* AIM:
Reproduce verbatim the lines in the items below, starting with the line that contains "- chart-legend: 2021 2022: [524, 8, 664, 34]" and continuing up to and including the line that contains "- bar-2022-cat-0: [110, 174, 166, 286]".

* RAW RECORDS:
┄┄┄┄┄┄┄┄┄┄
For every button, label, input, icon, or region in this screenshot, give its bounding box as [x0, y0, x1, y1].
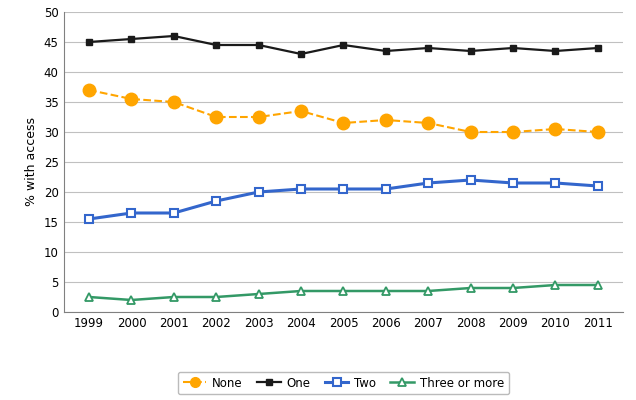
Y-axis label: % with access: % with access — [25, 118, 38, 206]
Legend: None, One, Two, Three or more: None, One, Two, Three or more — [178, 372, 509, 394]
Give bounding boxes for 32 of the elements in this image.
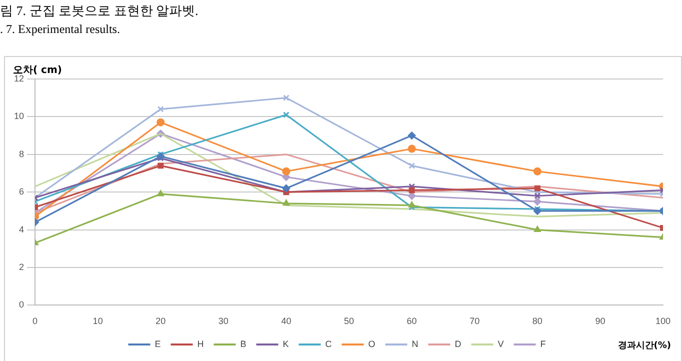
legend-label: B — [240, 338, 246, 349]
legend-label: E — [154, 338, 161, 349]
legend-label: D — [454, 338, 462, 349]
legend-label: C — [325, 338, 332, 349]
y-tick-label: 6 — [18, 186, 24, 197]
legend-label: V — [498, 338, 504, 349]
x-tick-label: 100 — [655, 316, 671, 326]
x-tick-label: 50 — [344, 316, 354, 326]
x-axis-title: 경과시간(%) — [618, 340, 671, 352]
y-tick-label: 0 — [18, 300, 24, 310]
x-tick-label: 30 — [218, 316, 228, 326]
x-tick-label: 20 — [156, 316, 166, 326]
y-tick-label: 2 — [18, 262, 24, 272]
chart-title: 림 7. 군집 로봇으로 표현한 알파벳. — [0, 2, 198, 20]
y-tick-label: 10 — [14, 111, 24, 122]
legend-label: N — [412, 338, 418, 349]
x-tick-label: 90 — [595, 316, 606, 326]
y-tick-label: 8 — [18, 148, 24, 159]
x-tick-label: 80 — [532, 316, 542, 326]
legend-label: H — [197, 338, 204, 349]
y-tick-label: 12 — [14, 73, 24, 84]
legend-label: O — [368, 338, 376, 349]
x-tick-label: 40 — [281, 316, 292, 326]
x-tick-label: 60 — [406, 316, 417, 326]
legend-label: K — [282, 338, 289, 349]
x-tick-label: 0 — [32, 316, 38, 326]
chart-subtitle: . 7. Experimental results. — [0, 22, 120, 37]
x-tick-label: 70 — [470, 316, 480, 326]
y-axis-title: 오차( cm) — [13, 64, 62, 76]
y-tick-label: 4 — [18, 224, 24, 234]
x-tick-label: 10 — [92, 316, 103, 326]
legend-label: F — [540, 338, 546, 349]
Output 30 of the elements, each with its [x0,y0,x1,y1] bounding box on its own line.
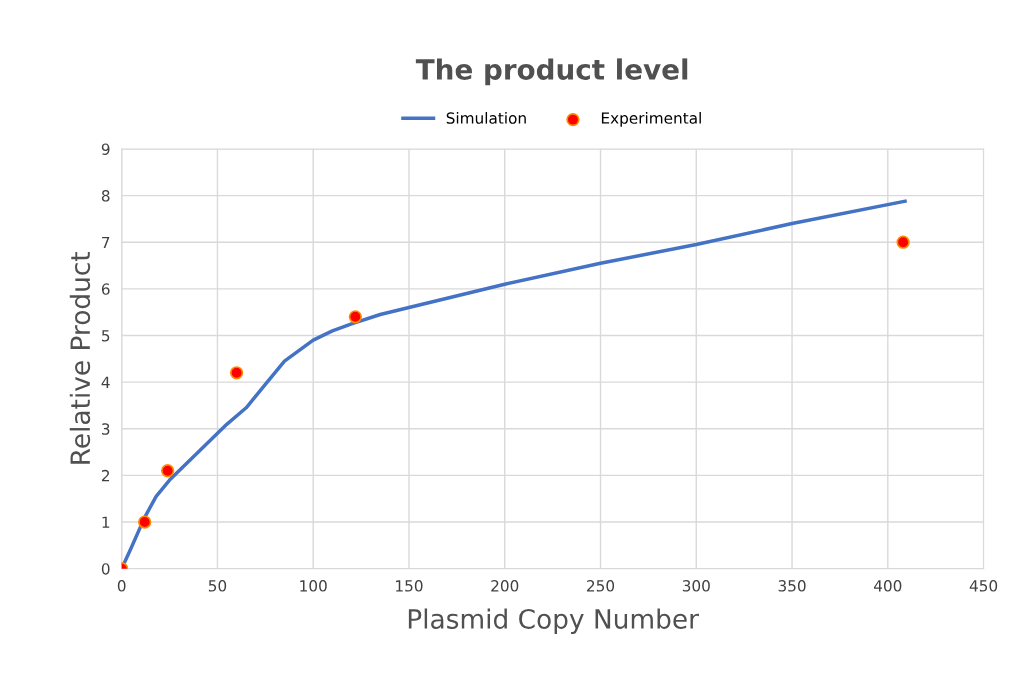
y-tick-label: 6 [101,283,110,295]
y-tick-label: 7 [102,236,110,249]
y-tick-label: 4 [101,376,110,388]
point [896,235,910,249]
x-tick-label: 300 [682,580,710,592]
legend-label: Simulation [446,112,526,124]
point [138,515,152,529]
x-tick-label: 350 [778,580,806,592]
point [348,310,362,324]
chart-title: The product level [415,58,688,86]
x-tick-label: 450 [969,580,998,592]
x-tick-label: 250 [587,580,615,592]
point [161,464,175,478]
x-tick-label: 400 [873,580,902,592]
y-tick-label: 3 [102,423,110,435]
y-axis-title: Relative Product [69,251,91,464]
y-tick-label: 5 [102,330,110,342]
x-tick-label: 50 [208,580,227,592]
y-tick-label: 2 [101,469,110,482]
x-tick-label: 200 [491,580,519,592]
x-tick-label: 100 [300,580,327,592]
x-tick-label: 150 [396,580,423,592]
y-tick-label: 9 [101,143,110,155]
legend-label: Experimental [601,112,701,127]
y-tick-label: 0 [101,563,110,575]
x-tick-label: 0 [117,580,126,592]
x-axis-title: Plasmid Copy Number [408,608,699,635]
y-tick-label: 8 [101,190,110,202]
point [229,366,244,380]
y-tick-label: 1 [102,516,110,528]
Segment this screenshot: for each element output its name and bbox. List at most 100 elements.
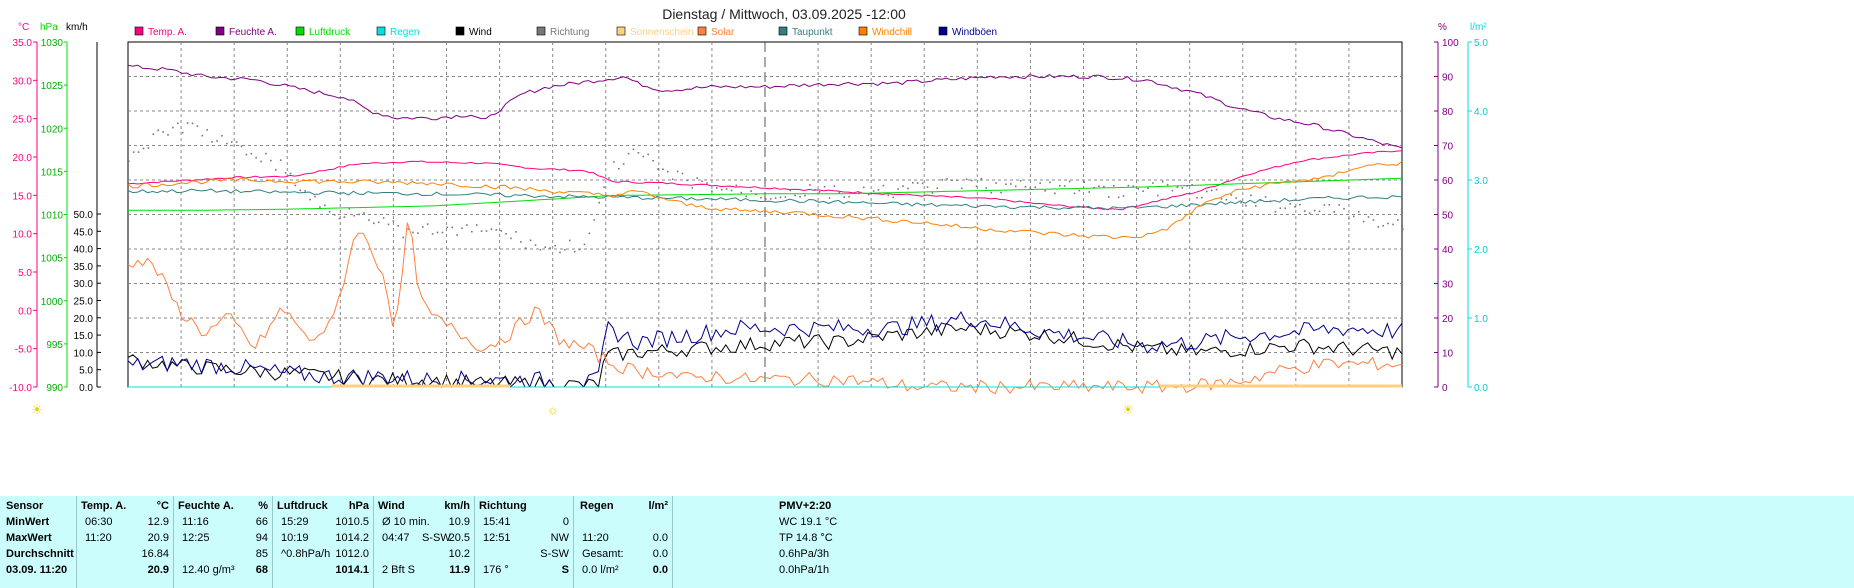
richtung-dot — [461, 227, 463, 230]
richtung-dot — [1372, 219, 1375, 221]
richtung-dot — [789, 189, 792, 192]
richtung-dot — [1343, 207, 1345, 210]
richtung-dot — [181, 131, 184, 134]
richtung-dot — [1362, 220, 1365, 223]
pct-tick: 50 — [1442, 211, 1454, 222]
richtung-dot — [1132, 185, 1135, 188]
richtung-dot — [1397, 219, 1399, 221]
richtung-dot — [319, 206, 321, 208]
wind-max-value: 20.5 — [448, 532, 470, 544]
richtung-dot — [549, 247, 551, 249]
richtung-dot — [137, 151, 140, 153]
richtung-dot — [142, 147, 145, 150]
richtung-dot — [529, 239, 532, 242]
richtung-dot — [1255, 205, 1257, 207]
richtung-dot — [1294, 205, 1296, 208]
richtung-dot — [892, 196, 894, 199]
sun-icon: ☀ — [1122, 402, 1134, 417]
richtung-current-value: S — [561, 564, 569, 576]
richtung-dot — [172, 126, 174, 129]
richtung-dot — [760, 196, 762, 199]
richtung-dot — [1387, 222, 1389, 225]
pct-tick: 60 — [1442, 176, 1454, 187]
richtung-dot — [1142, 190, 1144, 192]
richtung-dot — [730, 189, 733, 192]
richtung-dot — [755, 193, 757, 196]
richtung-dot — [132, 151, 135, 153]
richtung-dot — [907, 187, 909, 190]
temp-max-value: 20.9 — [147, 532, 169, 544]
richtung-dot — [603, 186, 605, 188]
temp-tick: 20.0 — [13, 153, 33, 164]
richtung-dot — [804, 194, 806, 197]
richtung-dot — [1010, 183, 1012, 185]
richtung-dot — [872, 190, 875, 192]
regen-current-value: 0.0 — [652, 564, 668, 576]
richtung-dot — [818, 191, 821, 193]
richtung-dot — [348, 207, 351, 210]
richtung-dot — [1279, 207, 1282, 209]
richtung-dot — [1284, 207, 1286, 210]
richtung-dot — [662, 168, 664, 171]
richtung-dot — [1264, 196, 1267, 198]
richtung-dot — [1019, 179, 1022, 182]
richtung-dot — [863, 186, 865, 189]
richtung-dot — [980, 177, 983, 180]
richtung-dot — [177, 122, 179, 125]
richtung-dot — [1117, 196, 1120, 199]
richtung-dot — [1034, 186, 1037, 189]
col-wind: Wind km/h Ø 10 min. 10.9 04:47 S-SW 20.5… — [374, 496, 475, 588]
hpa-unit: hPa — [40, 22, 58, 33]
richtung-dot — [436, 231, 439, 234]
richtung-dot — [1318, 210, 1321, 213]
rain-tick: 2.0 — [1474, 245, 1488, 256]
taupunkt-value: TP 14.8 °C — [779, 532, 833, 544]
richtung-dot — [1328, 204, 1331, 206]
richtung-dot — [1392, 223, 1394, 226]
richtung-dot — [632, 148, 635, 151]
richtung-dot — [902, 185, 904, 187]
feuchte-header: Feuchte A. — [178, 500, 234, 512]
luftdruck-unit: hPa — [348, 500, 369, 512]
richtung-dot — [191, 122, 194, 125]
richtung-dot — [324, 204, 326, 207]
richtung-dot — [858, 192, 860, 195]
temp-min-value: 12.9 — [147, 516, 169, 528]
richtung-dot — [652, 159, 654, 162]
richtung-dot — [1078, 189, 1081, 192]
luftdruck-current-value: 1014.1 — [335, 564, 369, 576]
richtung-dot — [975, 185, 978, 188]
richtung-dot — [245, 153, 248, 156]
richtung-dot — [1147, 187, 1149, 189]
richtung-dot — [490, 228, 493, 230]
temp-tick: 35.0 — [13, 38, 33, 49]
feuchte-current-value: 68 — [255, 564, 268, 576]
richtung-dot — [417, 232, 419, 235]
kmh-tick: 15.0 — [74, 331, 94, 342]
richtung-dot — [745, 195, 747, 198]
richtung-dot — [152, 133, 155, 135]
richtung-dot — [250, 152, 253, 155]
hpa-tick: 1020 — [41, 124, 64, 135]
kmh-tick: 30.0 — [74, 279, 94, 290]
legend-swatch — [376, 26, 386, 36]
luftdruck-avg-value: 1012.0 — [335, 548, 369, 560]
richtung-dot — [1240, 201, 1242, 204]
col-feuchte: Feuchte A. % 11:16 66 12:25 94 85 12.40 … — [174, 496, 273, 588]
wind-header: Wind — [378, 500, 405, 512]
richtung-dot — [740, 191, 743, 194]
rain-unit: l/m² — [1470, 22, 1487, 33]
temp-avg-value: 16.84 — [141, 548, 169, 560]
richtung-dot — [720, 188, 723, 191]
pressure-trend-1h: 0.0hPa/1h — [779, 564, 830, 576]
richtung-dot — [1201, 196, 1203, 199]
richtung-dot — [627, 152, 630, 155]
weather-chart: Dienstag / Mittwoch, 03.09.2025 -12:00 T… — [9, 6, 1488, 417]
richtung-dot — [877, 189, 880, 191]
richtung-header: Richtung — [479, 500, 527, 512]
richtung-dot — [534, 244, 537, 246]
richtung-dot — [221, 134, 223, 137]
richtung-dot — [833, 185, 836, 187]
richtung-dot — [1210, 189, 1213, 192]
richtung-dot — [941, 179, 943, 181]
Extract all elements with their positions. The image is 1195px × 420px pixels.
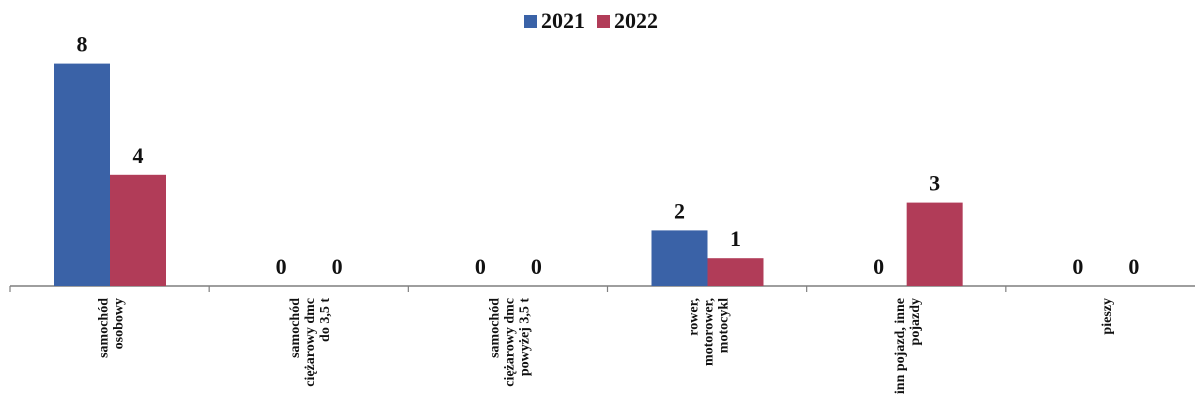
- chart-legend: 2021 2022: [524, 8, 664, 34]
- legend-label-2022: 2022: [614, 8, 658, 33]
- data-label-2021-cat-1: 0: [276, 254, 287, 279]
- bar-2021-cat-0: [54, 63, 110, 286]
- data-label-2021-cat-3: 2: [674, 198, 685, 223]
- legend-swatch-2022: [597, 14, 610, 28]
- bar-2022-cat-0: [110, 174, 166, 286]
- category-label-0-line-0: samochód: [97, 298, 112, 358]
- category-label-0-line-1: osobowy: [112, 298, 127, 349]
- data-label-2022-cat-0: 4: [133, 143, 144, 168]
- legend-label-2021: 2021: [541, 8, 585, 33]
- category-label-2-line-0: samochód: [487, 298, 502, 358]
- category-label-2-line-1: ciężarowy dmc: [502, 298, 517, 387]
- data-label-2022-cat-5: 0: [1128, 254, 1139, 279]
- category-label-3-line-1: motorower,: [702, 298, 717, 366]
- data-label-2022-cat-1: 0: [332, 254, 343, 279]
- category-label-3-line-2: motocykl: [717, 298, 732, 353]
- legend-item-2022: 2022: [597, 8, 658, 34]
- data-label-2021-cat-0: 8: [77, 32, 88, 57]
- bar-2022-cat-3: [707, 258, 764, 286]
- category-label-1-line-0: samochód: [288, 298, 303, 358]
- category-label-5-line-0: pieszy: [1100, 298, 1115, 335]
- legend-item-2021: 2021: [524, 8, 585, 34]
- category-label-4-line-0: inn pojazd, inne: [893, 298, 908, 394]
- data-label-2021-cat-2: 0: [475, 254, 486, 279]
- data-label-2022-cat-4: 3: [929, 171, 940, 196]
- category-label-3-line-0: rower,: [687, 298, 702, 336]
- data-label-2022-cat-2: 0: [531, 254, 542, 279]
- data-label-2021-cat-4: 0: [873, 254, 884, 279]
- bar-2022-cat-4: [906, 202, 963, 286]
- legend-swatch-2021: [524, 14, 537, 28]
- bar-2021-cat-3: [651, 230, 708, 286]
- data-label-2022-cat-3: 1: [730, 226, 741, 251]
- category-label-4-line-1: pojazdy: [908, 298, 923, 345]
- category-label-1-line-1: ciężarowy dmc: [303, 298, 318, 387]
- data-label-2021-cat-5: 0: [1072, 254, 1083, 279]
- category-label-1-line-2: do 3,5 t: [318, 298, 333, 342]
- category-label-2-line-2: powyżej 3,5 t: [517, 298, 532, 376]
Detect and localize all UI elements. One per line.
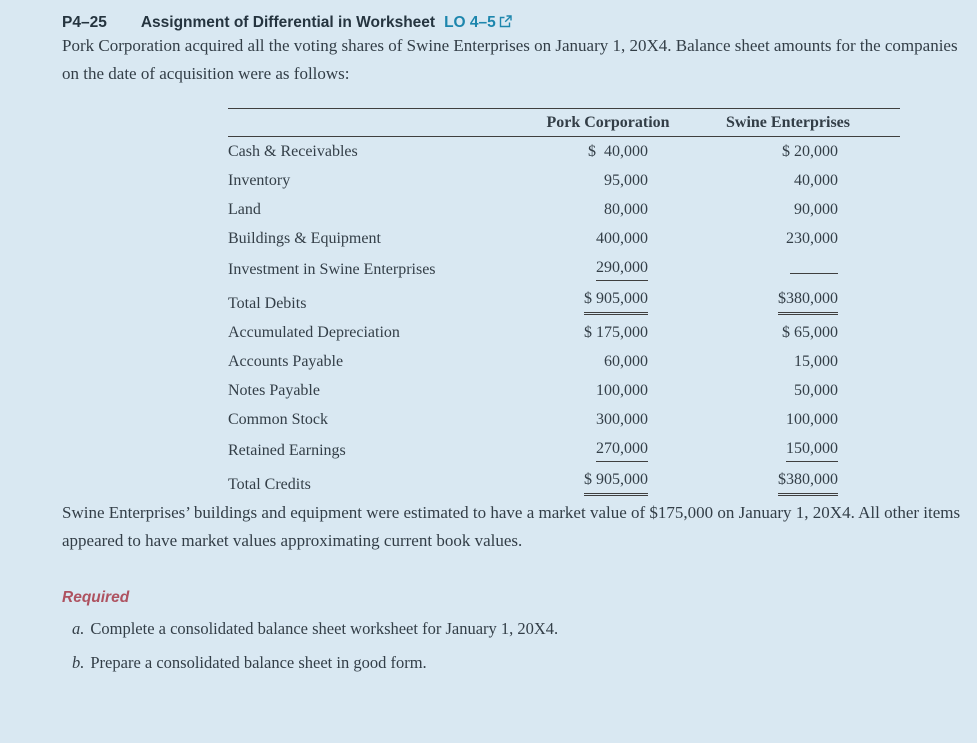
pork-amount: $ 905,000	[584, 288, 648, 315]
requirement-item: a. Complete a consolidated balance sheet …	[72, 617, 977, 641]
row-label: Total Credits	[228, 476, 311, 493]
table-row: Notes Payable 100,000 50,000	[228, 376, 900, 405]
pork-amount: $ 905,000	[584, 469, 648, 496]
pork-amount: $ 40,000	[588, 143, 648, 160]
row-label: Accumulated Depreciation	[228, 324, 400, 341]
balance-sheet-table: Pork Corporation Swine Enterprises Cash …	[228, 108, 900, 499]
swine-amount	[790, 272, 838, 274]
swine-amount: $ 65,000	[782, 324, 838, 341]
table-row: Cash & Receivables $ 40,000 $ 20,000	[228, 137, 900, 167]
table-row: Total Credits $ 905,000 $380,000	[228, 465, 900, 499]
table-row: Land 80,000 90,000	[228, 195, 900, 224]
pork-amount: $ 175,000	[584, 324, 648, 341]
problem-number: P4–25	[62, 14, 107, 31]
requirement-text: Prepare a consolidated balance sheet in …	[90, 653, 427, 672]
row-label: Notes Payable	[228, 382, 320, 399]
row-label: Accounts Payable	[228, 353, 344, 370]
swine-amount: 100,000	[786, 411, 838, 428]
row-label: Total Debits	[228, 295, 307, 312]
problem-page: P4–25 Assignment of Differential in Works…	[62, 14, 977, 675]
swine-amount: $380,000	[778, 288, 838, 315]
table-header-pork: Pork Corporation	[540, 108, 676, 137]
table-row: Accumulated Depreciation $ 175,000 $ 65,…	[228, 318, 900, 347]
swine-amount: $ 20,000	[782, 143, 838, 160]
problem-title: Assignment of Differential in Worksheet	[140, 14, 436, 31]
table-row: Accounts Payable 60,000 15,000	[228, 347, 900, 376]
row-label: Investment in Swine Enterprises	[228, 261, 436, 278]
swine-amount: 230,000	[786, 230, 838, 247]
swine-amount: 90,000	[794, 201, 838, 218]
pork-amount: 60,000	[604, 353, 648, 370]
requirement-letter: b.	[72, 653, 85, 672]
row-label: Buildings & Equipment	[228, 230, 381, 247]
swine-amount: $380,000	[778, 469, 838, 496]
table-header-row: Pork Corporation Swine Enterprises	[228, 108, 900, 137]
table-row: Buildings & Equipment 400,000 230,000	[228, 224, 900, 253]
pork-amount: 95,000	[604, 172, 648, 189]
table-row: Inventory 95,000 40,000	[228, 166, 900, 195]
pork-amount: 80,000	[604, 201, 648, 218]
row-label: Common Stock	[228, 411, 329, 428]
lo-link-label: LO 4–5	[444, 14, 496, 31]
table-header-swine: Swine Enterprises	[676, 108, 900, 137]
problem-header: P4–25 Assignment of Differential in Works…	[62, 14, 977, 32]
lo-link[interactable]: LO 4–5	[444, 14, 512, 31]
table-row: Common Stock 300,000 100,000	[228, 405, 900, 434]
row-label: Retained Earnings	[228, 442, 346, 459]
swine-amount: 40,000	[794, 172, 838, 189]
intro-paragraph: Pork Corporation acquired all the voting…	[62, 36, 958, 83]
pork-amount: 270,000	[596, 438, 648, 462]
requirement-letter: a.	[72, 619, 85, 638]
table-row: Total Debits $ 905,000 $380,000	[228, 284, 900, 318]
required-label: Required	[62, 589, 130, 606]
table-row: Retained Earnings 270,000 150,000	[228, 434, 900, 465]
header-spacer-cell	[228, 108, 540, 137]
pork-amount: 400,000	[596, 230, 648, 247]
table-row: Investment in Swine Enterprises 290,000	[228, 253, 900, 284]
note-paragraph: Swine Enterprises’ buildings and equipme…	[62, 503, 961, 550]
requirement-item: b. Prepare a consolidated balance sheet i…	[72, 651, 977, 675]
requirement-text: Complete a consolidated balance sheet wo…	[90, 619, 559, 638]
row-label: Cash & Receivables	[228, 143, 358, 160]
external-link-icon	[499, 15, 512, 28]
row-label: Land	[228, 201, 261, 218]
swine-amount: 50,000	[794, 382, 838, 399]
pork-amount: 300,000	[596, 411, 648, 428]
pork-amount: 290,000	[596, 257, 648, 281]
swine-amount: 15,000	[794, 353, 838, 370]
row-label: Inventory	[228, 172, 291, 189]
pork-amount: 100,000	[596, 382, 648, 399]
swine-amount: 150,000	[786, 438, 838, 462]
┄┄┄┄┄┄┄┄┄┄
* RESULT:
- chart-legend: 2021 2022: [524, 8, 664, 34]
- legend-label-2022: 2022: [614, 8, 658, 33]
- data-label-2021-cat-1: 0: [276, 254, 287, 279]
- bar-2021-cat-0: [54, 63, 110, 286]
- data-label-2021-cat-3: 2: [674, 198, 685, 223]
- legend-swatch-2022: [597, 14, 610, 28]
- bar-2022-cat-0: [110, 174, 166, 286]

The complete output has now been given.